TASK PROMPT
Write out each record again exactly as it stands.

PROVIDED MATERIAL

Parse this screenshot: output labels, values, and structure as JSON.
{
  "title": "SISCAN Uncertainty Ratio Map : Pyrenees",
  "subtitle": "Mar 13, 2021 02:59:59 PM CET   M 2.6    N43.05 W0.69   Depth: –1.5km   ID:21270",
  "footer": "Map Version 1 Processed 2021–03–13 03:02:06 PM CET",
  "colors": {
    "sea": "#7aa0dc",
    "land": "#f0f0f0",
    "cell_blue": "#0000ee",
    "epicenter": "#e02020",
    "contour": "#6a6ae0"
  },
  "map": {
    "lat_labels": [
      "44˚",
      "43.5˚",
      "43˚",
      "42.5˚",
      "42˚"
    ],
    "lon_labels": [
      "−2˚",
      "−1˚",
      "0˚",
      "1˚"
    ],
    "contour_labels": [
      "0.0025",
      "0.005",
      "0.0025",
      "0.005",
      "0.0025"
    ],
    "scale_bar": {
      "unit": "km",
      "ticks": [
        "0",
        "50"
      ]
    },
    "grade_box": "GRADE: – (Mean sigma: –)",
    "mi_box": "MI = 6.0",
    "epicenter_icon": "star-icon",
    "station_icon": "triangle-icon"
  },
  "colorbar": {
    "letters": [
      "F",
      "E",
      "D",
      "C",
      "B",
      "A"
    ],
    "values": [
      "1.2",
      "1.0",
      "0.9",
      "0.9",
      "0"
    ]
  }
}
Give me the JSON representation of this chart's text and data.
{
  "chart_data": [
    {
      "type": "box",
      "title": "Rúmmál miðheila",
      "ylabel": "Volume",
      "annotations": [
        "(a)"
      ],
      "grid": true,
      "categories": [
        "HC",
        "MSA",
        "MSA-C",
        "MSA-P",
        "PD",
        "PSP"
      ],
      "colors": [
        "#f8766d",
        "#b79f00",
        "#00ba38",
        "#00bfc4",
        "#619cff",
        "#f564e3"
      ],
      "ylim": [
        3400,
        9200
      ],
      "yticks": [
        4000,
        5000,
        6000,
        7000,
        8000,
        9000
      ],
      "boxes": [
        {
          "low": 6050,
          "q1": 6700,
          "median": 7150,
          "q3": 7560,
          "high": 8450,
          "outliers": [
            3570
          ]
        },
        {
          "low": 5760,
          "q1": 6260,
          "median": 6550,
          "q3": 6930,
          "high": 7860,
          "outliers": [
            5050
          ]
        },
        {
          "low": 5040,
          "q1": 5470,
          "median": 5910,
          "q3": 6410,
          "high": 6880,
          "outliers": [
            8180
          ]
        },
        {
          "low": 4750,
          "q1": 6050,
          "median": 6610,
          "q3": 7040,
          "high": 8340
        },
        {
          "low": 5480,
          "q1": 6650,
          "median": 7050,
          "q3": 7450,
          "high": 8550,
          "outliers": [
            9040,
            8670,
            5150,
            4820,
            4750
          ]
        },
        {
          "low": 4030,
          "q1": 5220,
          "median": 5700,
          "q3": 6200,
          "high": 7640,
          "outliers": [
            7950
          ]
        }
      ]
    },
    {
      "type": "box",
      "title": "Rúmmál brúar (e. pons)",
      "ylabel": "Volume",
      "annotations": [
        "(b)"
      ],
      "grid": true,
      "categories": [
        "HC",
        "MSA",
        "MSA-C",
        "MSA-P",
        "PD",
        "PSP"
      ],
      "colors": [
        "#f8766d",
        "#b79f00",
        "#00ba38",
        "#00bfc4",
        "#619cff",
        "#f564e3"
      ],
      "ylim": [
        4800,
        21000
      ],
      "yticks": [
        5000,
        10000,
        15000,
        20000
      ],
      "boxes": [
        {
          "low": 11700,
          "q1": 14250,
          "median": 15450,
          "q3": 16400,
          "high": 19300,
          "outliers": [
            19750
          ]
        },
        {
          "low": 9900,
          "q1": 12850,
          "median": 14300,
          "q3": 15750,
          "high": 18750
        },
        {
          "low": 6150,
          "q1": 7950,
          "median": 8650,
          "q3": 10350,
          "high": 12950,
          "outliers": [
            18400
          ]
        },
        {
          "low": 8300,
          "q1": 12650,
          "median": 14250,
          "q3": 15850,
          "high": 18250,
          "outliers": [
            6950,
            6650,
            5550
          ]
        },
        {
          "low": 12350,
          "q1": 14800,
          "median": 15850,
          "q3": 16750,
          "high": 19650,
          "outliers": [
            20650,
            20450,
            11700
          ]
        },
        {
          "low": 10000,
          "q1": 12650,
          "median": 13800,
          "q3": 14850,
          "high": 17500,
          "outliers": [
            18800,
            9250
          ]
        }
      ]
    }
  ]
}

TASK RESULT
Parse this screenshot: output labels, values, and structure as JSON.
{
  "title": "SISCAN Uncertainty Ratio Map : Pyrenees",
  "subtitle": "Mar 13, 2021 02:59:59 PM CET   M 2.6    N43.05 W0.69   Depth: –1.5km   ID:21270",
  "footer": "Map Version 1 Processed 2021–03–13 03:02:06 PM CET",
  "colors": {
    "sea": "#7aa0dc",
    "land": "#f0f0f0",
    "cell_blue": "#0000ee",
    "epicenter": "#e02020",
    "contour": "#6a6ae0"
  },
  "map": {
    "lat_labels": [
      "44˚",
      "43.5˚",
      "43˚",
      "42.5˚",
      "42˚"
    ],
    "lon_labels": [
      "−2˚",
      "−1˚",
      "0˚",
      "1˚"
    ],
    "contour_labels": [
      "0.0025",
      "0.005",
      "0.0025",
      "0.005",
      "0.0025"
    ],
    "scale_bar": {
      "unit": "km",
      "ticks": [
        "0",
        "50"
      ]
    },
    "grade_box": "GRADE: – (Mean sigma: –)",
    "mi_box": "MI = 6.0",
    "epicenter_icon": "star-icon",
    "station_icon": "triangle-icon"
  },
  "colorbar": {
    "letters": [
      "F",
      "E",
      "D",
      "C",
      "B",
      "A"
    ],
    "values": [
      "1.2",
      "1.0",
      "0.9",
      "0.9",
      "0"
    ]
  }
}
Give me the JSON representation of this chart's text and data.
{
  "chart_data": [
    {
      "type": "box",
      "title": "Rúmmál miðheila",
      "ylabel": "Volume",
      "annotations": [
        "(a)"
      ],
      "grid": true,
      "categories": [
        "HC",
        "MSA",
        "MSA-C",
        "MSA-P",
        "PD",
        "PSP"
      ],
      "colors": [
        "#f8766d",
        "#b79f00",
        "#00ba38",
        "#00bfc4",
        "#619cff",
        "#f564e3"
      ],
      "ylim": [
        3400,
        9200
      ],
      "yticks": [
        4000,
        5000,
        6000,
        7000,
        8000,
        9000
      ],
      "boxes": [
        {
          "low": 6050,
          "q1": 6700,
          "median": 7150,
          "q3": 7560,
          "high": 8450,
          "outliers": [
            3570
          ]
        },
        {
          "low": 5760,
          "q1": 6260,
          "median": 6550,
          "q3": 6930,
          "high": 7860,
          "outliers": [
            5050
          ]
        },
        {
          "low": 5040,
          "q1": 5470,
          "median": 5910,
          "q3": 6410,
          "high": 6880,
          "outliers": [
            8180
          ]
        },
        {
          "low": 4750,
          "q1": 6050,
          "median": 6610,
          "q3": 7040,
          "high": 8340
        },
        {
          "low": 5480,
          "q1": 6650,
          "median": 7050,
          "q3": 7450,
          "high": 8550,
          "outliers": [
            9040,
            8670,
            5150,
            4820,
            4750
          ]
        },
        {
          "low": 4030,
          "q1": 5220,
          "median": 5700,
          "q3": 6200,
          "high": 7640,
          "outliers": [
            7950
          ]
        }
      ]
    },
    {
      "type": "box",
      "title": "Rúmmál brúar (e. pons)",
      "ylabel": "Volume",
      "annotations": [
        "(b)"
      ],
      "grid": true,
      "categories": [
        "HC",
        "MSA",
        "MSA-C",
        "MSA-P",
        "PD",
        "PSP"
      ],
      "colors": [
        "#f8766d",
        "#b79f00",
        "#00ba38",
        "#00bfc4",
        "#619cff",
        "#f564e3"
      ],
      "ylim": [
        4800,
        21000
      ],
      "yticks": [
        5000,
        10000,
        15000,
        20000
      ],
      "boxes": [
        {
          "low": 11700,
          "q1": 14250,
          "median": 15450,
          "q3": 16400,
          "high": 19300,
          "outliers": [
            19750
          ]
        },
        {
          "low": 9900,
          "q1": 12850,
          "median": 14300,
          "q3": 15750,
          "high": 18750
        },
        {
          "low": 6150,
          "q1": 7950,
          "median": 8650,
          "q3": 10350,
          "high": 12950,
          "outliers": [
            18400
          ]
        },
        {
          "low": 8300,
          "q1": 12650,
          "median": 14250,
          "q3": 15850,
          "high": 18250,
          "outliers": [
            6950,
            6650,
            5550
          ]
        },
        {
          "low": 12350,
          "q1": 14800,
          "median": 15850,
          "q3": 16750,
          "high": 19650,
          "outliers": [
            20650,
            20450,
            11700
          ]
        },
        {
          "low": 10000,
          "q1": 12650,
          "median": 13800,
          "q3": 14850,
          "high": 17500,
          "outliers": [
            18800,
            9250
          ]
        }
      ]
    }
  ]
}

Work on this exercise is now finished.